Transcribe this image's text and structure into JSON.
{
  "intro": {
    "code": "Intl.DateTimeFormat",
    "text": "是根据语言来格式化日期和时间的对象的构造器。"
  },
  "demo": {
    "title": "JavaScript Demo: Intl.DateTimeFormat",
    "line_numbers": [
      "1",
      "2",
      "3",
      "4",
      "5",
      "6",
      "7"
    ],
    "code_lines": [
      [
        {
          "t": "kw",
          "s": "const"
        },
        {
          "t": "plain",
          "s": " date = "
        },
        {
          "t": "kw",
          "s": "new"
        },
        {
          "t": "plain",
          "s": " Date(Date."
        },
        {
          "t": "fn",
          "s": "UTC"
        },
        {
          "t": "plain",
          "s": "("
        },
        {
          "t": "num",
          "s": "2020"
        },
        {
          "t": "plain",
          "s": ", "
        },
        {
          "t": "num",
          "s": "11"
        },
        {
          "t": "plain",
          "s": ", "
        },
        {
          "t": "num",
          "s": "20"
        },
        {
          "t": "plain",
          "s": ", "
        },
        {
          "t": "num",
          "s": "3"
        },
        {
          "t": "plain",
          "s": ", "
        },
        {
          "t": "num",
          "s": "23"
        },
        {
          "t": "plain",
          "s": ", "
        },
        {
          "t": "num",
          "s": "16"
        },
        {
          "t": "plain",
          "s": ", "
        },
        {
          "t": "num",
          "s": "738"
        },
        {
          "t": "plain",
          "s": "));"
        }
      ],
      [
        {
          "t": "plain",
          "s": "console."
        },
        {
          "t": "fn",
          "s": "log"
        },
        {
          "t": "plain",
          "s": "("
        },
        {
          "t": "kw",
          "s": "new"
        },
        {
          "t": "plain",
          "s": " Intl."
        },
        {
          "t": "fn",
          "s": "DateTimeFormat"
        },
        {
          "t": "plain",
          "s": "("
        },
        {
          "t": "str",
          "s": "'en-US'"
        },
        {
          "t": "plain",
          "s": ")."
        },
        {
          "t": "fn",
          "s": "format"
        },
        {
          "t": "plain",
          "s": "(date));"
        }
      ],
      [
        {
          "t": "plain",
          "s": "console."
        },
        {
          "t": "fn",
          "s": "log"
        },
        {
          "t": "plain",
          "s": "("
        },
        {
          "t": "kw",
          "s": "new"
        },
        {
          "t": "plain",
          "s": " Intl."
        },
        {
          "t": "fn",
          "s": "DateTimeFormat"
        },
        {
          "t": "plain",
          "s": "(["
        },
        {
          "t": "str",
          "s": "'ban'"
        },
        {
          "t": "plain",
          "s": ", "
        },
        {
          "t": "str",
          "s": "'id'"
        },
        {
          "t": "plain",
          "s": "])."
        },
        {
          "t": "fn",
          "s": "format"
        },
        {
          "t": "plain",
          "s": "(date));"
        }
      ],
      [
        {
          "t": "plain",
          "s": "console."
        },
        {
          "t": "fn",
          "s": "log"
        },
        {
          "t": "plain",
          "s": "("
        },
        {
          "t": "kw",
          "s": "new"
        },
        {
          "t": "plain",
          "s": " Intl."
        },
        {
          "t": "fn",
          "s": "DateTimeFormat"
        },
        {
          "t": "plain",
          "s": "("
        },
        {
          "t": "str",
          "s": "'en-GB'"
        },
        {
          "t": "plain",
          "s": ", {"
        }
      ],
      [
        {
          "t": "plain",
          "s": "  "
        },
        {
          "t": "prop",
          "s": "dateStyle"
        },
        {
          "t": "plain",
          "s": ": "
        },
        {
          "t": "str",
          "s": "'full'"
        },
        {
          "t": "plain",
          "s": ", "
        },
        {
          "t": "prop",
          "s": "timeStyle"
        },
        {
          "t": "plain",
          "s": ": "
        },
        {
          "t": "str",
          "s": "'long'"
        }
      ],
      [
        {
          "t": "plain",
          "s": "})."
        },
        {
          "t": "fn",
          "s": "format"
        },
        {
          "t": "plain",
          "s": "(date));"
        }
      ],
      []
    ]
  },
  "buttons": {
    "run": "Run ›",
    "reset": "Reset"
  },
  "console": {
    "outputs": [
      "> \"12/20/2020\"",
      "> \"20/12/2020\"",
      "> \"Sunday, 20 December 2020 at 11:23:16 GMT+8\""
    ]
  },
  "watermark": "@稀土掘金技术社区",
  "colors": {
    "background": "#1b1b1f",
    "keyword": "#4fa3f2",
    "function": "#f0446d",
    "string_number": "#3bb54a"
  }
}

TASK PROMPT - Give back the whole listing, word for word.

TASK OUTPUT -
Transcribe this image's text and structure into JSON.
{
  "intro": {
    "code": "Intl.DateTimeFormat",
    "text": "是根据语言来格式化日期和时间的对象的构造器。"
  },
  "demo": {
    "title": "JavaScript Demo: Intl.DateTimeFormat",
    "line_numbers": [
      "1",
      "2",
      "3",
      "4",
      "5",
      "6",
      "7"
    ],
    "code_lines": [
      [
        {
          "t": "kw",
          "s": "const"
        },
        {
          "t": "plain",
          "s": " date = "
        },
        {
          "t": "kw",
          "s": "new"
        },
        {
          "t": "plain",
          "s": " Date(Date."
        },
        {
          "t": "fn",
          "s": "UTC"
        },
        {
          "t": "plain",
          "s": "("
        },
        {
          "t": "num",
          "s": "2020"
        },
        {
          "t": "plain",
          "s": ", "
        },
        {
          "t": "num",
          "s": "11"
        },
        {
          "t": "plain",
          "s": ", "
        },
        {
          "t": "num",
          "s": "20"
        },
        {
          "t": "plain",
          "s": ", "
        },
        {
          "t": "num",
          "s": "3"
        },
        {
          "t": "plain",
          "s": ", "
        },
        {
          "t": "num",
          "s": "23"
        },
        {
          "t": "plain",
          "s": ", "
        },
        {
          "t": "num",
          "s": "16"
        },
        {
          "t": "plain",
          "s": ", "
        },
        {
          "t": "num",
          "s": "738"
        },
        {
          "t": "plain",
          "s": "));"
        }
      ],
      [
        {
          "t": "plain",
          "s": "console."
        },
        {
          "t": "fn",
          "s": "log"
        },
        {
          "t": "plain",
          "s": "("
        },
        {
          "t": "kw",
          "s": "new"
        },
        {
          "t": "plain",
          "s": " Intl."
        },
        {
          "t": "fn",
          "s": "DateTimeFormat"
        },
        {
          "t": "plain",
          "s": "("
        },
        {
          "t": "str",
          "s": "'en-US'"
        },
        {
          "t": "plain",
          "s": ")."
        },
        {
          "t": "fn",
          "s": "format"
        },
        {
          "t": "plain",
          "s": "(date));"
        }
      ],
      [
        {
          "t": "plain",
          "s": "console."
        },
        {
          "t": "fn",
          "s": "log"
        },
        {
          "t": "plain",
          "s": "("
        },
        {
          "t": "kw",
          "s": "new"
        },
        {
          "t": "plain",
          "s": " Intl."
        },
        {
          "t": "fn",
          "s": "DateTimeFormat"
        },
        {
          "t": "plain",
          "s": "(["
        },
        {
          "t": "str",
          "s": "'ban'"
        },
        {
          "t": "plain",
          "s": ", "
        },
        {
          "t": "str",
          "s": "'id'"
        },
        {
          "t": "plain",
          "s": "])."
        },
        {
          "t": "fn",
          "s": "format"
        },
        {
          "t": "plain",
          "s": "(date));"
        }
      ],
      [
        {
          "t": "plain",
          "s": "console."
        },
        {
          "t": "fn",
          "s": "log"
        },
        {
          "t": "plain",
          "s": "("
        },
        {
          "t": "kw",
          "s": "new"
        },
        {
          "t": "plain",
          "s": " Intl."
        },
        {
          "t": "fn",
          "s": "DateTimeFormat"
        },
        {
          "t": "plain",
          "s": "("
        },
        {
          "t": "str",
          "s": "'en-GB'"
        },
        {
          "t": "plain",
          "s": ", {"
        }
      ],
      [
        {
          "t": "plain",
          "s": "  "
        },
        {
          "t": "prop",
          "s": "dateStyle"
        },
        {
          "t": "plain",
          "s": ": "
        },
        {
          "t": "str",
          "s": "'full'"
        },
        {
          "t": "plain",
          "s": ", "
        },
        {
          "t": "prop",
          "s": "timeStyle"
        },
        {
          "t": "plain",
          "s": ": "
        },
        {
          "t": "str",
          "s": "'long'"
        }
      ],
      [
        {
          "t": "plain",
          "s": "})."
        },
        {
          "t": "fn",
          "s": "format"
        },
        {
          "t": "plain",
          "s": "(date));"
        }
      ],
      []
    ]
  },
  "buttons": {
    "run": "Run ›",
    "reset": "Reset"
  },
  "console": {
    "outputs": [
      "> \"12/20/2020\"",
      "> \"20/12/2020\"",
      "> \"Sunday, 20 December 2020 at 11:23:16 GMT+8\""
    ]
  },
  "watermark": "@稀土掘金技术社区",
  "colors": {
    "background": "#1b1b1f",
    "keyword": "#4fa3f2",
    "function": "#f0446d",
    "string_number": "#3bb54a"
  }
}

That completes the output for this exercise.